In your copy, leave out the pictures; write out all the data exactly.

Task inputs ::
%%

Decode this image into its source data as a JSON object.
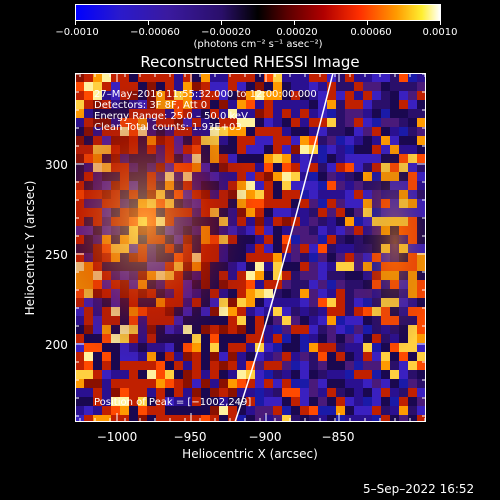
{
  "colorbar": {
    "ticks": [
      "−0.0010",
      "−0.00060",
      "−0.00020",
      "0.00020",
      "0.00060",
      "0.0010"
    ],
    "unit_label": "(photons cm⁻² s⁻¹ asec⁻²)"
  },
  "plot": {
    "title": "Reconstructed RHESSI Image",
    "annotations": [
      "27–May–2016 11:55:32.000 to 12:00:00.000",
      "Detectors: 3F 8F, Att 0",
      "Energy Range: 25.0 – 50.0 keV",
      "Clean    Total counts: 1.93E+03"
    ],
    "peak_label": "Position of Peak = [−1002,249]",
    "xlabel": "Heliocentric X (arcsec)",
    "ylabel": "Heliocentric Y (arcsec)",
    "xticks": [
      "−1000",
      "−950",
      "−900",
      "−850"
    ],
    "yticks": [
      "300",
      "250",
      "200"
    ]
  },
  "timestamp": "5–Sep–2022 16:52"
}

%%

Task solution ::
Decode this image into its source data as a JSON object.
{
  "colorbar": {
    "ticks": [
      "−0.0010",
      "−0.00060",
      "−0.00020",
      "0.00020",
      "0.00060",
      "0.0010"
    ],
    "unit_label": "(photons cm⁻² s⁻¹ asec⁻²)"
  },
  "plot": {
    "title": "Reconstructed RHESSI Image",
    "annotations": [
      "27–May–2016 11:55:32.000 to 12:00:00.000",
      "Detectors: 3F 8F, Att 0",
      "Energy Range: 25.0 – 50.0 keV",
      "Clean    Total counts: 1.93E+03"
    ],
    "peak_label": "Position of Peak = [−1002,249]",
    "xlabel": "Heliocentric X (arcsec)",
    "ylabel": "Heliocentric Y (arcsec)",
    "xticks": [
      "−1000",
      "−950",
      "−900",
      "−850"
    ],
    "yticks": [
      "300",
      "250",
      "200"
    ]
  },
  "timestamp": "5–Sep–2022 16:52"
}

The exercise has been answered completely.